Your instructions: Please determine how many lines of the material include the word "ресурса", and respond with nothing but that number.

◇ ◇ ◇ ◇ ◇ ◇ ◇

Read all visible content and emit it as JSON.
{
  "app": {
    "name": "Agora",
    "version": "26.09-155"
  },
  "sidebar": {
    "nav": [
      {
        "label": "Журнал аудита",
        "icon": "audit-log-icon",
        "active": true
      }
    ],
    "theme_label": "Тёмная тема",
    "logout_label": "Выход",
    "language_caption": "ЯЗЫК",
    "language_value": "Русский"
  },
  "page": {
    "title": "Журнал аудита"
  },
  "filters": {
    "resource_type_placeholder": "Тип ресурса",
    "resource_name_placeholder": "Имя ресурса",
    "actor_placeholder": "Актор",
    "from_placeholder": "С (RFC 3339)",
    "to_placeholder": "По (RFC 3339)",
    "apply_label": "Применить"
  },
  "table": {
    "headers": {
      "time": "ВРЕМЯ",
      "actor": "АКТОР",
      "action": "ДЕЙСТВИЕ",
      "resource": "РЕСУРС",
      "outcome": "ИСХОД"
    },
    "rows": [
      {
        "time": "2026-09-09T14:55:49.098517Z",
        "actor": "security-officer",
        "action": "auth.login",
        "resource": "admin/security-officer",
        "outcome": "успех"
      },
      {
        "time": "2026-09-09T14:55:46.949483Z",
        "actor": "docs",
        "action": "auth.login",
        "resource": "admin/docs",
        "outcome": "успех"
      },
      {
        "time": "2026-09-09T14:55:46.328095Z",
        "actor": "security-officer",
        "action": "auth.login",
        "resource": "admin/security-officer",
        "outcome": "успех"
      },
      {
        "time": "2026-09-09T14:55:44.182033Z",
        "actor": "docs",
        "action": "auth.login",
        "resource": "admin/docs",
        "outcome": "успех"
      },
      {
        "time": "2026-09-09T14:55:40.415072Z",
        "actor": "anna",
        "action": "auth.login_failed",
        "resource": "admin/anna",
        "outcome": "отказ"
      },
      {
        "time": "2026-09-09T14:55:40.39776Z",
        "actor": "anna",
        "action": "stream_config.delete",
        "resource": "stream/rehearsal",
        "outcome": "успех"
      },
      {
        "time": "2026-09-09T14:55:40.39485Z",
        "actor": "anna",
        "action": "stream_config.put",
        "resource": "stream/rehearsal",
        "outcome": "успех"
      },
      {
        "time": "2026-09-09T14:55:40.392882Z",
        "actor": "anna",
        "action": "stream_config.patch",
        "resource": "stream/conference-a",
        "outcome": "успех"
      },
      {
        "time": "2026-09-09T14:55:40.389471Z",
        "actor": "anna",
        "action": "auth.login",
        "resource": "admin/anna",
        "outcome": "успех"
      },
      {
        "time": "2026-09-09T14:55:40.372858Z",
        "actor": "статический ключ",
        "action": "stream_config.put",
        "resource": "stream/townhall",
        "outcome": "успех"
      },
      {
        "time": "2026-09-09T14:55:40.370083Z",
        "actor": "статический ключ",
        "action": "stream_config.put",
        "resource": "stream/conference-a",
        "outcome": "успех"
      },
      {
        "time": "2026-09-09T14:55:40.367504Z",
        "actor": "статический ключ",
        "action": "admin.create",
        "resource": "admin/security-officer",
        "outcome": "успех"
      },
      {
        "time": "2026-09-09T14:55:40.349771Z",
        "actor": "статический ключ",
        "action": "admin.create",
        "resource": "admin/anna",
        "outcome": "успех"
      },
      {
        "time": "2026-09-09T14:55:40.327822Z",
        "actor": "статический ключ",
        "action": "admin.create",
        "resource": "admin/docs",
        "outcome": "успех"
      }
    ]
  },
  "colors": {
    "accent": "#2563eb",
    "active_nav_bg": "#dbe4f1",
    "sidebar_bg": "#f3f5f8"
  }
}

◇ ◇ ◇ ◇ ◇ ◇ ◇

Task answer: 2